**WHAT YOU ARE ASKED TO DO**
Set the listing down again exactly, please, apart from its pictures.

**RECORDS FOR THIS TASK**
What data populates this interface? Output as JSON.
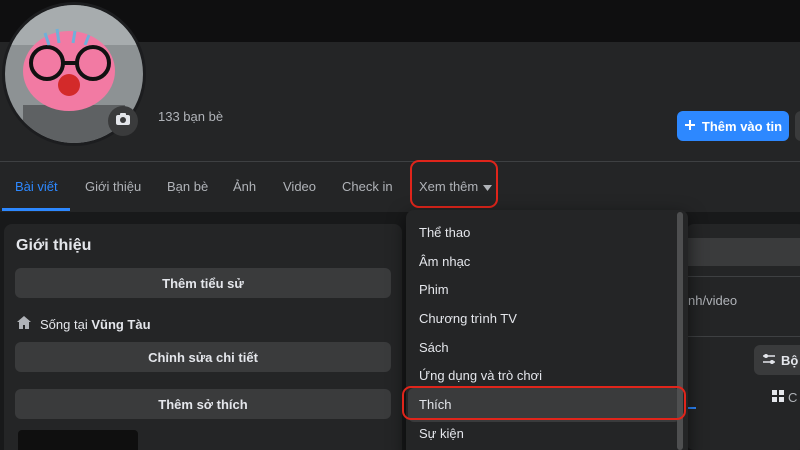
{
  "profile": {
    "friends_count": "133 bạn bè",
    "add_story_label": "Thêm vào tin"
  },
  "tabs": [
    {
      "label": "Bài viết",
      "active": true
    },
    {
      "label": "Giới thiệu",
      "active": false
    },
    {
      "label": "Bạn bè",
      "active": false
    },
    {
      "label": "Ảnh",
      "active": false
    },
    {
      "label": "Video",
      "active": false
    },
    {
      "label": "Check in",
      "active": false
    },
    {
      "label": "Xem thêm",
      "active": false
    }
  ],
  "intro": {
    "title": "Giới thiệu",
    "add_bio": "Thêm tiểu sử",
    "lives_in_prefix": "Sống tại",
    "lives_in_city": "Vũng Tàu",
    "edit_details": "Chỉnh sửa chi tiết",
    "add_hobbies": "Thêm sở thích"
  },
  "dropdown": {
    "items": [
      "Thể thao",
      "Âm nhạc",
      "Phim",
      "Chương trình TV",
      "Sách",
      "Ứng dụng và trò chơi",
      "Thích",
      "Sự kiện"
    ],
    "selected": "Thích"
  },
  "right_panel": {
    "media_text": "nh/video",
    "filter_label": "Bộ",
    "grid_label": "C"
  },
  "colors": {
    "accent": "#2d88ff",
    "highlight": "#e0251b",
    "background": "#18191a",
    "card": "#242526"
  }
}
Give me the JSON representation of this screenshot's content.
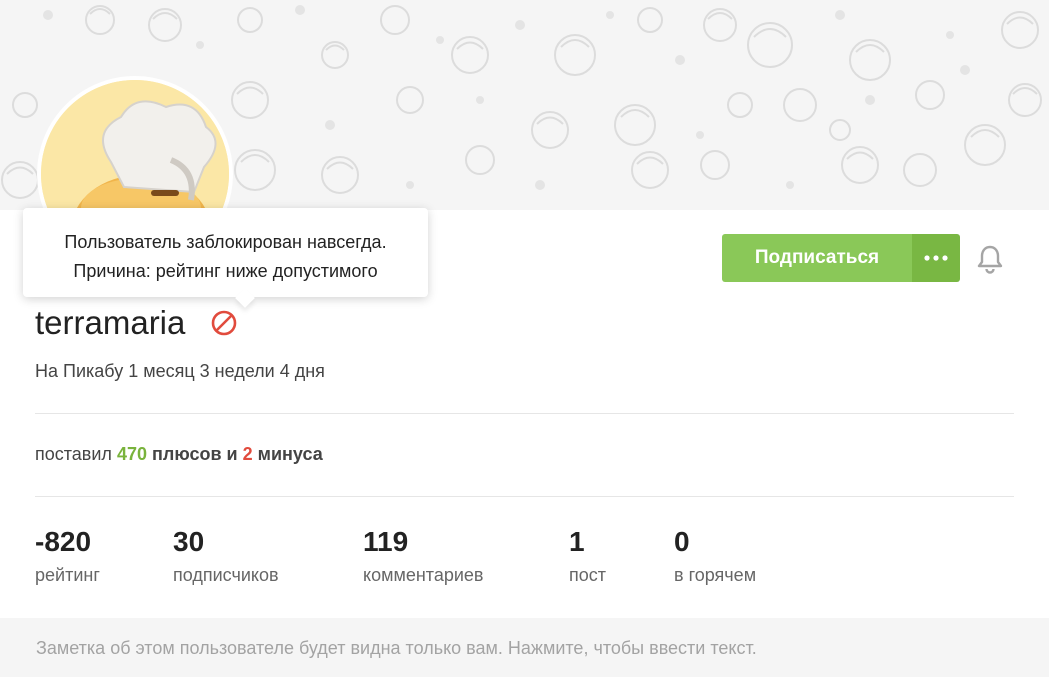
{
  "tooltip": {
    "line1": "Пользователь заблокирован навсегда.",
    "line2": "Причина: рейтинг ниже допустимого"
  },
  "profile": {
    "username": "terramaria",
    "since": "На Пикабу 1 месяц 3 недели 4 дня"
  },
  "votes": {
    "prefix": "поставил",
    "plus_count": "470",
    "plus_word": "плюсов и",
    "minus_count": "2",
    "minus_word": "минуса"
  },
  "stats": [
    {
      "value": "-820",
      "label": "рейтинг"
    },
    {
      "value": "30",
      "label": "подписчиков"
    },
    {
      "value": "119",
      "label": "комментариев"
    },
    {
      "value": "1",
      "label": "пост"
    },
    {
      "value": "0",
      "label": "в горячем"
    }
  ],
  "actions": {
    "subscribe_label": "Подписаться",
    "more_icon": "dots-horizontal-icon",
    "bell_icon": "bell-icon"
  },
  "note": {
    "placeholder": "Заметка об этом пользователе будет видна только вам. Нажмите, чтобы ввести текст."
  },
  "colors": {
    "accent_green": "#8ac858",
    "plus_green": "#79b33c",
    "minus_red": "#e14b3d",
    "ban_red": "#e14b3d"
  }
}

**TASK RESPONSE**
What data populates this interface? Output as JSON.
{
  "profile": {
    "friends_count": "133 bạn bè",
    "add_story_label": "Thêm vào tin"
  },
  "tabs": [
    {
      "label": "Bài viết",
      "active": true
    },
    {
      "label": "Giới thiệu",
      "active": false
    },
    {
      "label": "Bạn bè",
      "active": false
    },
    {
      "label": "Ảnh",
      "active": false
    },
    {
      "label": "Video",
      "active": false
    },
    {
      "label": "Check in",
      "active": false
    },
    {
      "label": "Xem thêm",
      "active": false
    }
  ],
  "intro": {
    "title": "Giới thiệu",
    "add_bio": "Thêm tiểu sử",
    "lives_in_prefix": "Sống tại",
    "lives_in_city": "Vũng Tàu",
    "edit_details": "Chỉnh sửa chi tiết",
    "add_hobbies": "Thêm sở thích"
  },
  "dropdown": {
    "items": [
      "Thể thao",
      "Âm nhạc",
      "Phim",
      "Chương trình TV",
      "Sách",
      "Ứng dụng và trò chơi",
      "Thích",
      "Sự kiện"
    ],
    "selected": "Thích"
  },
  "right_panel": {
    "media_text": "nh/video",
    "filter_label": "Bộ",
    "grid_label": "C"
  },
  "colors": {
    "accent": "#2d88ff",
    "highlight": "#e0251b",
    "background": "#18191a",
    "card": "#242526"
  }
}
Give me the JSON representation of this screenshot's content.
{
  "tooltip": {
    "line1": "Пользователь заблокирован навсегда.",
    "line2": "Причина: рейтинг ниже допустимого"
  },
  "profile": {
    "username": "terramaria",
    "since": "На Пикабу 1 месяц 3 недели 4 дня"
  },
  "votes": {
    "prefix": "поставил",
    "plus_count": "470",
    "plus_word": "плюсов и",
    "minus_count": "2",
    "minus_word": "минуса"
  },
  "stats": [
    {
      "value": "-820",
      "label": "рейтинг"
    },
    {
      "value": "30",
      "label": "подписчиков"
    },
    {
      "value": "119",
      "label": "комментариев"
    },
    {
      "value": "1",
      "label": "пост"
    },
    {
      "value": "0",
      "label": "в горячем"
    }
  ],
  "actions": {
    "subscribe_label": "Подписаться",
    "more_icon": "dots-horizontal-icon",
    "bell_icon": "bell-icon"
  },
  "note": {
    "placeholder": "Заметка об этом пользователе будет видна только вам. Нажмите, чтобы ввести текст."
  },
  "colors": {
    "accent_green": "#8ac858",
    "plus_green": "#79b33c",
    "minus_red": "#e14b3d",
    "ban_red": "#e14b3d"
  }
}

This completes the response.